The task: Set out every line bearing the string "page".

+++ Dataset +++

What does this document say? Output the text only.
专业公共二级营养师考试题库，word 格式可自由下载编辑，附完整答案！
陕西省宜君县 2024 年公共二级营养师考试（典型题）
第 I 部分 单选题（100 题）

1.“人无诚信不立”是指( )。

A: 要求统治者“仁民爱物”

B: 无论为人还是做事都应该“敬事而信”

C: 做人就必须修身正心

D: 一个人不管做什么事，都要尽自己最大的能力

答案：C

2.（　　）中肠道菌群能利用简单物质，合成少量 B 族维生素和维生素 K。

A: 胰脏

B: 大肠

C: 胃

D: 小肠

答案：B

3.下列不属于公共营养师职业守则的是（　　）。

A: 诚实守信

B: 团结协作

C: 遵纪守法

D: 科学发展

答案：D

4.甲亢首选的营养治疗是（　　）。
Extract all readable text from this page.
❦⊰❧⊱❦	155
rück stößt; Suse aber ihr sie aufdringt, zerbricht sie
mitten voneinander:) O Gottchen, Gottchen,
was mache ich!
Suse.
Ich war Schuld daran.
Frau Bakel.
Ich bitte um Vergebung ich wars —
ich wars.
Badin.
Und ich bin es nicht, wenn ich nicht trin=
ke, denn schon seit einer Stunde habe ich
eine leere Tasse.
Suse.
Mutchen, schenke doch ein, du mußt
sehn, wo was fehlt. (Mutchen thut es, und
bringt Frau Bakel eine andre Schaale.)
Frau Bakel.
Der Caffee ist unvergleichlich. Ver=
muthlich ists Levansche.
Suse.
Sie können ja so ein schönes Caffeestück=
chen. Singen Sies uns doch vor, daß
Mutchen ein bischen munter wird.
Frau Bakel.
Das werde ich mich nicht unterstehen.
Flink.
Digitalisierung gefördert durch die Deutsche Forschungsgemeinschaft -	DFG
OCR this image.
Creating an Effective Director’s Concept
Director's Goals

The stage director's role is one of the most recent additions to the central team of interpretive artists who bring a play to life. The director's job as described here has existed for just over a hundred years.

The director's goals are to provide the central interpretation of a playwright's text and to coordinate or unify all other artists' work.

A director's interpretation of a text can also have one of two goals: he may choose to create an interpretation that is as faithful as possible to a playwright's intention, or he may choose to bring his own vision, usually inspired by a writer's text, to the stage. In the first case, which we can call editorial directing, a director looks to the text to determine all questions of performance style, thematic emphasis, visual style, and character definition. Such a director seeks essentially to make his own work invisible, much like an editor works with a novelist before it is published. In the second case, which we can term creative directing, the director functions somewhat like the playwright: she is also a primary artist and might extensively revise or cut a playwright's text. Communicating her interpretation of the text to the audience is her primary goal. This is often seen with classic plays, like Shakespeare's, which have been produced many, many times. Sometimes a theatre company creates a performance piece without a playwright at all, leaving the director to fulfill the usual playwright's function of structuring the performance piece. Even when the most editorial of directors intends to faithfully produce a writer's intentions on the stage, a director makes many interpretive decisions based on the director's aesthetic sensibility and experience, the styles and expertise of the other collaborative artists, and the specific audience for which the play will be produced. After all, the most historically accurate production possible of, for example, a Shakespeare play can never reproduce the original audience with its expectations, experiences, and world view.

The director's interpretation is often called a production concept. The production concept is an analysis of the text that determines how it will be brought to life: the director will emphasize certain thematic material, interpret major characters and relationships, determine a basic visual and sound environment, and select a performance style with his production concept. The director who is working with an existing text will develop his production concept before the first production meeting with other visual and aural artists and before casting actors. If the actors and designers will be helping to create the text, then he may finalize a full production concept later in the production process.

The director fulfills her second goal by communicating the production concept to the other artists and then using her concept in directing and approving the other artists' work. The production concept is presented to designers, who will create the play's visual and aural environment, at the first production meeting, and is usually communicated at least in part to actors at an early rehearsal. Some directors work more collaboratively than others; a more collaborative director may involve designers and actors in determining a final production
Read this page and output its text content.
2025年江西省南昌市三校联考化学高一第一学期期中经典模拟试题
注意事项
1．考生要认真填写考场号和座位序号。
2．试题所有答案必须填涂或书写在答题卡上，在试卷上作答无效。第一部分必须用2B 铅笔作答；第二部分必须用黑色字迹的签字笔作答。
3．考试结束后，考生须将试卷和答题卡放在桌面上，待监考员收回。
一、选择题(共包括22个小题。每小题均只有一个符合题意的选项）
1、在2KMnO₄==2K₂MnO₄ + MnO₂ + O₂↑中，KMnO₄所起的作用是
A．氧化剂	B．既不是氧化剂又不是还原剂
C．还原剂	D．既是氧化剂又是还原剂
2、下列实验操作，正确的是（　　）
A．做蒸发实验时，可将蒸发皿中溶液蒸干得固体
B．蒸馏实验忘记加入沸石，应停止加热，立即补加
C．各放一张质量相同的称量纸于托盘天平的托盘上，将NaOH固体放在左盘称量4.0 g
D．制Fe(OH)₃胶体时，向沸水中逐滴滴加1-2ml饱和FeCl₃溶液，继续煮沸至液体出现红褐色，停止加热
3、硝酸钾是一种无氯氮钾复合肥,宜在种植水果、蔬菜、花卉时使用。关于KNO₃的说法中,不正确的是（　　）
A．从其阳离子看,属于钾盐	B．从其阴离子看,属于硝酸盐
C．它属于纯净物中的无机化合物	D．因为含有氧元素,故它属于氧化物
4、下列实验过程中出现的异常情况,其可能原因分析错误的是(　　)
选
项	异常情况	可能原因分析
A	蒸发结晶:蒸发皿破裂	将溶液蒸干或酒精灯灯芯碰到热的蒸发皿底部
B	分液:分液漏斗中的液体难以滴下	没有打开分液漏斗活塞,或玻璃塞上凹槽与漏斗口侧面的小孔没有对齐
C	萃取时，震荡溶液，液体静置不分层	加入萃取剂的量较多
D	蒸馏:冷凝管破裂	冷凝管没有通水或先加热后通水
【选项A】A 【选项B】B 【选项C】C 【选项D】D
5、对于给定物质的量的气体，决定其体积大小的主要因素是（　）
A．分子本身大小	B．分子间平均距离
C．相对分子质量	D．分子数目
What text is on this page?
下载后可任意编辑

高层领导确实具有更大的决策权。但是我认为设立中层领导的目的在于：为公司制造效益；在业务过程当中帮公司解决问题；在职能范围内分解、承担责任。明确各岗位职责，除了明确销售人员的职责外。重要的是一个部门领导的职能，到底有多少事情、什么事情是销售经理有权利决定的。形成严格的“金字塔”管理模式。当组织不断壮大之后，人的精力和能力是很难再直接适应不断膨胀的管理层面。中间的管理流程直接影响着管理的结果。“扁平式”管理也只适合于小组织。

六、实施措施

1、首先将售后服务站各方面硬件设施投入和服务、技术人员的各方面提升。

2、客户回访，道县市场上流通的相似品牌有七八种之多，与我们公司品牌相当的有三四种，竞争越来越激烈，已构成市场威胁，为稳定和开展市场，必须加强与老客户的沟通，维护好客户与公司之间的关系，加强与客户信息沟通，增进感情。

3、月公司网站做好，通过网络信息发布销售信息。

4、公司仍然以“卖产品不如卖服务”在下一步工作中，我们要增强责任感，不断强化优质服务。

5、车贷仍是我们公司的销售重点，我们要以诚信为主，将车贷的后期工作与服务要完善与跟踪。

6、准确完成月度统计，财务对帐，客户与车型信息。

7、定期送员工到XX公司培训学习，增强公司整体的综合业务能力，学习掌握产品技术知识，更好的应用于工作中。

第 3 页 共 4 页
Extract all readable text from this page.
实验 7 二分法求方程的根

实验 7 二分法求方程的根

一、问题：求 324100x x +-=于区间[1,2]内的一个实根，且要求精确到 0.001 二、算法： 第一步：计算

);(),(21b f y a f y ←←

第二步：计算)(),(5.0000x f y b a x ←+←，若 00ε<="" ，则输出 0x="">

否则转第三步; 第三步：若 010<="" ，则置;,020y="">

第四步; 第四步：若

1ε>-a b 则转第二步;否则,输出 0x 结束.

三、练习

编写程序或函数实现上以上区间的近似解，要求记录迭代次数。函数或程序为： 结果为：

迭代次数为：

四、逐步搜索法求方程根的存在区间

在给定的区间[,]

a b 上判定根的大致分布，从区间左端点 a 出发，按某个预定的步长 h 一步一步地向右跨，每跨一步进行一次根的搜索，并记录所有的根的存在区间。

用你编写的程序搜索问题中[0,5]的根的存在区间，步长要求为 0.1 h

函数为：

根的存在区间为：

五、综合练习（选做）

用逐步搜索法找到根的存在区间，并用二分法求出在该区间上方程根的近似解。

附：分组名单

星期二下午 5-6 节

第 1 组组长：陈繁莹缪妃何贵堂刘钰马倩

+++

Final result:
Extract all readable text from this page.
Read this page and output its text content.
What text is on this page?
Extract all readable text from this page.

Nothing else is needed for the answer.